Task directions >> Please print the records below again line for line, changing nothing.

Material for this exercise >>
++++++++++++++++++++
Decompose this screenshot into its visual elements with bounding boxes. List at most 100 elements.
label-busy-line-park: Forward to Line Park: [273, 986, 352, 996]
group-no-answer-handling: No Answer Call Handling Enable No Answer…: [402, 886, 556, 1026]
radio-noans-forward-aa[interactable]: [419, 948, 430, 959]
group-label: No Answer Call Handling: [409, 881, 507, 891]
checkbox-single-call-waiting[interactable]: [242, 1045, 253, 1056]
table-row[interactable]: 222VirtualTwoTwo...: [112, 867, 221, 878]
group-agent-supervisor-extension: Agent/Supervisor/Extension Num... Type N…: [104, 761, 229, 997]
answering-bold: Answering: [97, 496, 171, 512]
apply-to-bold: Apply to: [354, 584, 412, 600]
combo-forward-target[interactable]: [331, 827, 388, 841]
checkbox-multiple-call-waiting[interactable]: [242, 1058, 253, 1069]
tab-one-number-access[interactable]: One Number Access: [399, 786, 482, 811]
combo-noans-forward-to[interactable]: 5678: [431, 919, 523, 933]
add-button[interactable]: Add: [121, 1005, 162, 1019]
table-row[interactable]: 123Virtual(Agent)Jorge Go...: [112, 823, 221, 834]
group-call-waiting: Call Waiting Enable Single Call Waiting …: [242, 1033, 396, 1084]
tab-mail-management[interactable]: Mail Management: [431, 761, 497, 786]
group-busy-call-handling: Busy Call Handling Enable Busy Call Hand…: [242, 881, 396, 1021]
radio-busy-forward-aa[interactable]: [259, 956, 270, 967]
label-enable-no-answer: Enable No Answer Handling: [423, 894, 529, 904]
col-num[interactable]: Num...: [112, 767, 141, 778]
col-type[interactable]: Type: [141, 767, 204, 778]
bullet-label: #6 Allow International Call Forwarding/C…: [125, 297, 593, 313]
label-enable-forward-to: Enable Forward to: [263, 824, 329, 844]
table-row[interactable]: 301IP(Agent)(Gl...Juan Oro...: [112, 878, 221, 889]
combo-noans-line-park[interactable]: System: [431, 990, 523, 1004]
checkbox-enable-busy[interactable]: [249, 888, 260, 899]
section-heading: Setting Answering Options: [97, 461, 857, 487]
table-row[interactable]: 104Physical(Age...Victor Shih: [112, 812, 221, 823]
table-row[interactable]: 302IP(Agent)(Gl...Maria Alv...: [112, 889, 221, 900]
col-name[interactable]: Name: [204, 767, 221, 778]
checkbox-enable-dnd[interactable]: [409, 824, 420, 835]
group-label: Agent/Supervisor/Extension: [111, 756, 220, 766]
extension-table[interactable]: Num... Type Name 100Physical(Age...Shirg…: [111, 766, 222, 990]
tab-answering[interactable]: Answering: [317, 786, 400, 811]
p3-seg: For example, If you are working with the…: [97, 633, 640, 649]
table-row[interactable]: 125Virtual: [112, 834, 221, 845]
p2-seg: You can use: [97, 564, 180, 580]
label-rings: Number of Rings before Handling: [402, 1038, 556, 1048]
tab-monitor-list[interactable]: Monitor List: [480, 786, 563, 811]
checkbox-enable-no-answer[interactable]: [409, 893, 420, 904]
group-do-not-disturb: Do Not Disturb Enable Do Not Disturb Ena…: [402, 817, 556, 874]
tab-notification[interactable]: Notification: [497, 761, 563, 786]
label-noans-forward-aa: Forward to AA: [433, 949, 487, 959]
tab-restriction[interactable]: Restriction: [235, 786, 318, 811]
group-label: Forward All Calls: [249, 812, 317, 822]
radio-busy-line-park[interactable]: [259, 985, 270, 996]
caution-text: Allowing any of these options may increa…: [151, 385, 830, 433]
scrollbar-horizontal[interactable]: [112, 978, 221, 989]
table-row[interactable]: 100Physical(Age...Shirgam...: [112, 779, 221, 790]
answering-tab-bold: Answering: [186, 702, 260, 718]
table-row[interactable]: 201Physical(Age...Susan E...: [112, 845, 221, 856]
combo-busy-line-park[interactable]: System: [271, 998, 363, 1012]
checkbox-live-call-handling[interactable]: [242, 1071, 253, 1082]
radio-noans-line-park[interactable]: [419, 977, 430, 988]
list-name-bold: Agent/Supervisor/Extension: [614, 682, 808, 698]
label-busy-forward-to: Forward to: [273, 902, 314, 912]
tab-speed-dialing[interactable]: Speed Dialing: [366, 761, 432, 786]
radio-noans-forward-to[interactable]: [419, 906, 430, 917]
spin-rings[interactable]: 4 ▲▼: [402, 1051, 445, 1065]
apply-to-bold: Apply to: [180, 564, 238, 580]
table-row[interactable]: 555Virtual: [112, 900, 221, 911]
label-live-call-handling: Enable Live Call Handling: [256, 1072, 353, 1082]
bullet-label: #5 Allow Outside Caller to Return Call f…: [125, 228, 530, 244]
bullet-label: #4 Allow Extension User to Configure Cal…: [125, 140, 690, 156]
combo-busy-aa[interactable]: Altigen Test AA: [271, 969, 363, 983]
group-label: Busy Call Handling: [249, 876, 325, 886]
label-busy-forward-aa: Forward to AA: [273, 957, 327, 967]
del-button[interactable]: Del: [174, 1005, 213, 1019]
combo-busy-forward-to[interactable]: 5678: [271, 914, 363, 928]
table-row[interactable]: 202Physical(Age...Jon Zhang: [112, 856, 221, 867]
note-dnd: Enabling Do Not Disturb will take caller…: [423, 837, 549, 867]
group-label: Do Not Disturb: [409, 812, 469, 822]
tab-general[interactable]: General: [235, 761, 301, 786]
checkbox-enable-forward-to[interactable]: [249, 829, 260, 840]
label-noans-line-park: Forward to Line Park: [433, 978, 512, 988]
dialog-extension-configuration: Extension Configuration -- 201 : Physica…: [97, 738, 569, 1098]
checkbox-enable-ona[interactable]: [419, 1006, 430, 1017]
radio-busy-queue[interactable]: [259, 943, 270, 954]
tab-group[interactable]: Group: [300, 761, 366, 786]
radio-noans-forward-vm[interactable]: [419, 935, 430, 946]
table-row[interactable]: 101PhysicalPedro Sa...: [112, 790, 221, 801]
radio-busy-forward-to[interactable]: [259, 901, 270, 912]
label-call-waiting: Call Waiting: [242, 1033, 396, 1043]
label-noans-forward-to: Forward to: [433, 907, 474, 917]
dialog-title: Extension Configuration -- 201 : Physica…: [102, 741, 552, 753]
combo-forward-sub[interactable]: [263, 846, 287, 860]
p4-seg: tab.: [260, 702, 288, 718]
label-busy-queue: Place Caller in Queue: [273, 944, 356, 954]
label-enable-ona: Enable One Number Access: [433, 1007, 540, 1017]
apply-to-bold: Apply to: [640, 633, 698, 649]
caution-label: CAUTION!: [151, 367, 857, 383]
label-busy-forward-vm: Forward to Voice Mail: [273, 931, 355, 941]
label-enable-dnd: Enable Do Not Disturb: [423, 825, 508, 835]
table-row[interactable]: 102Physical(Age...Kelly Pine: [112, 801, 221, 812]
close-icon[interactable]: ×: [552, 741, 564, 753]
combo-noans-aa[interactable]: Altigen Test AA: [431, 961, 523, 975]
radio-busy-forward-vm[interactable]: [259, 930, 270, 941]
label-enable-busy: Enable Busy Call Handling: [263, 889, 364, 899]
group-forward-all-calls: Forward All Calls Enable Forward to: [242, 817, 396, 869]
++++++++++++++++++++
Task answer >>
Decompose this screenshot into its visual elements with bounding boxes. List at most 100 elements.
label-busy-line-park: Forward to Line Park: [273, 986, 352, 996]
group-no-answer-handling: No Answer Call Handling Enable No Answer…: [402, 886, 556, 1026]
radio-noans-forward-aa[interactable]: [419, 948, 430, 959]
group-label: No Answer Call Handling: [409, 881, 507, 891]
checkbox-single-call-waiting[interactable]: [242, 1045, 253, 1056]
table-row[interactable]: 222VirtualTwoTwo...: [112, 867, 221, 878]
group-agent-supervisor-extension: Agent/Supervisor/Extension Num... Type N…: [104, 761, 229, 997]
answering-bold: Answering: [97, 496, 171, 512]
apply-to-bold: Apply to: [354, 584, 412, 600]
combo-forward-target[interactable]: [331, 827, 388, 841]
checkbox-multiple-call-waiting[interactable]: [242, 1058, 253, 1069]
tab-one-number-access[interactable]: One Number Access: [399, 786, 482, 811]
combo-noans-forward-to[interactable]: 5678: [431, 919, 523, 933]
add-button[interactable]: Add: [121, 1005, 162, 1019]
table-row[interactable]: 123Virtual(Agent)Jorge Go...: [112, 823, 221, 834]
group-call-waiting: Call Waiting Enable Single Call Waiting …: [242, 1033, 396, 1084]
tab-mail-management[interactable]: Mail Management: [431, 761, 497, 786]
group-busy-call-handling: Busy Call Handling Enable Busy Call Hand…: [242, 881, 396, 1021]
radio-busy-forward-aa[interactable]: [259, 956, 270, 967]
label-enable-no-answer: Enable No Answer Handling: [423, 894, 529, 904]
col-num[interactable]: Num...: [112, 767, 141, 778]
col-type[interactable]: Type: [141, 767, 204, 778]
bullet-label: #6 Allow International Call Forwarding/C…: [125, 297, 593, 313]
label-enable-forward-to: Enable Forward to: [263, 824, 329, 844]
table-row[interactable]: 301IP(Agent)(Gl...Juan Oro...: [112, 878, 221, 889]
combo-noans-line-park[interactable]: System: [431, 990, 523, 1004]
checkbox-enable-busy[interactable]: [249, 888, 260, 899]
section-heading: Setting Answering Options: [97, 461, 857, 487]
table-row[interactable]: 104Physical(Age...Victor Shih: [112, 812, 221, 823]
table-row[interactable]: 302IP(Agent)(Gl...Maria Alv...: [112, 889, 221, 900]
col-name[interactable]: Name: [204, 767, 221, 778]
checkbox-enable-dnd[interactable]: [409, 824, 420, 835]
group-label: Agent/Supervisor/Extension: [111, 756, 220, 766]
extension-table[interactable]: Num... Type Name 100Physical(Age...Shirg…: [111, 766, 222, 990]
tab-answering[interactable]: Answering: [317, 786, 400, 811]
p3-seg: For example, If you are working with the…: [97, 633, 640, 649]
table-row[interactable]: 125Virtual: [112, 834, 221, 845]
p2-seg: You can use: [97, 564, 180, 580]
label-rings: Number of Rings before Handling: [402, 1038, 556, 1048]
tab-monitor-list[interactable]: Monitor List: [480, 786, 563, 811]
checkbox-enable-no-answer[interactable]: [409, 893, 420, 904]
group-do-not-disturb: Do Not Disturb Enable Do Not Disturb Ena…: [402, 817, 556, 874]
tab-notification[interactable]: Notification: [497, 761, 563, 786]
label-noans-forward-aa: Forward to AA: [433, 949, 487, 959]
tab-restriction[interactable]: Restriction: [235, 786, 318, 811]
group-label: Forward All Calls: [249, 812, 317, 822]
radio-busy-line-park[interactable]: [259, 985, 270, 996]
caution-text: Allowing any of these options may increa…: [151, 385, 830, 433]
scrollbar-horizontal[interactable]: [112, 978, 221, 989]
table-row[interactable]: 100Physical(Age...Shirgam...: [112, 779, 221, 790]
answering-tab-bold: Answering: [186, 702, 260, 718]
table-row[interactable]: 201Physical(Age...Susan E...: [112, 845, 221, 856]
combo-busy-line-park[interactable]: System: [271, 998, 363, 1012]
checkbox-live-call-handling[interactable]: [242, 1071, 253, 1082]
radio-noans-line-park[interactable]: [419, 977, 430, 988]
list-name-bold: Agent/Supervisor/Extension: [614, 682, 808, 698]
label-busy-forward-to: Forward to: [273, 902, 314, 912]
tab-speed-dialing[interactable]: Speed Dialing: [366, 761, 432, 786]
radio-noans-forward-to[interactable]: [419, 906, 430, 917]
spin-rings[interactable]: 4 ▲▼: [402, 1051, 445, 1065]
apply-to-bold: Apply to: [180, 564, 238, 580]
table-row[interactable]: 555Virtual: [112, 900, 221, 911]
label-live-call-handling: Enable Live Call Handling: [256, 1072, 353, 1082]
bullet-label: #5 Allow Outside Caller to Return Call f…: [125, 228, 530, 244]
bullet-label: #4 Allow Extension User to Configure Cal…: [125, 140, 690, 156]
combo-busy-aa[interactable]: Altigen Test AA: [271, 969, 363, 983]
group-label: Busy Call Handling: [249, 876, 325, 886]
label-busy-forward-aa: Forward to AA: [273, 957, 327, 967]
del-button[interactable]: Del: [174, 1005, 213, 1019]
combo-busy-forward-to[interactable]: 5678: [271, 914, 363, 928]
table-row[interactable]: 202Physical(Age...Jon Zhang: [112, 856, 221, 867]
note-dnd: Enabling Do Not Disturb will take caller…: [423, 837, 549, 867]
group-label: Do Not Disturb: [409, 812, 469, 822]
tab-general[interactable]: General: [235, 761, 301, 786]
checkbox-enable-forward-to[interactable]: [249, 829, 260, 840]
label-noans-line-park: Forward to Line Park: [433, 978, 512, 988]
dialog-extension-configuration: Extension Configuration -- 201 : Physica…: [97, 738, 569, 1098]
checkbox-enable-ona[interactable]: [419, 1006, 430, 1017]
radio-busy-queue[interactable]: [259, 943, 270, 954]
tab-group[interactable]: Group: [300, 761, 366, 786]
radio-noans-forward-vm[interactable]: [419, 935, 430, 946]
table-row[interactable]: 101PhysicalPedro Sa...: [112, 790, 221, 801]
radio-busy-forward-to[interactable]: [259, 901, 270, 912]
label-call-waiting: Call Waiting: [242, 1033, 396, 1043]
label-noans-forward-to: Forward to: [433, 907, 474, 917]
dialog-title: Extension Configuration -- 201 : Physica…: [102, 741, 552, 753]
combo-forward-sub[interactable]: [263, 846, 287, 860]
p4-seg: tab.: [260, 702, 288, 718]
label-busy-queue: Place Caller in Queue: [273, 944, 356, 954]
label-enable-ona: Enable One Number Access: [433, 1007, 540, 1017]
apply-to-bold: Apply to: [640, 633, 698, 649]
caution-label: CAUTION!: [151, 367, 857, 383]
label-busy-forward-vm: Forward to Voice Mail: [273, 931, 355, 941]
label-enable-dnd: Enable Do Not Disturb: [423, 825, 508, 835]
table-row[interactable]: 102Physical(Age...Kelly Pine: [112, 801, 221, 812]
close-icon[interactable]: ×: [552, 741, 564, 753]
combo-noans-aa[interactable]: Altigen Test AA: [431, 961, 523, 975]
radio-busy-forward-vm[interactable]: [259, 930, 270, 941]
label-enable-busy: Enable Busy Call Handling: [263, 889, 364, 899]
group-forward-all-calls: Forward All Calls Enable Forward to: [242, 817, 396, 869]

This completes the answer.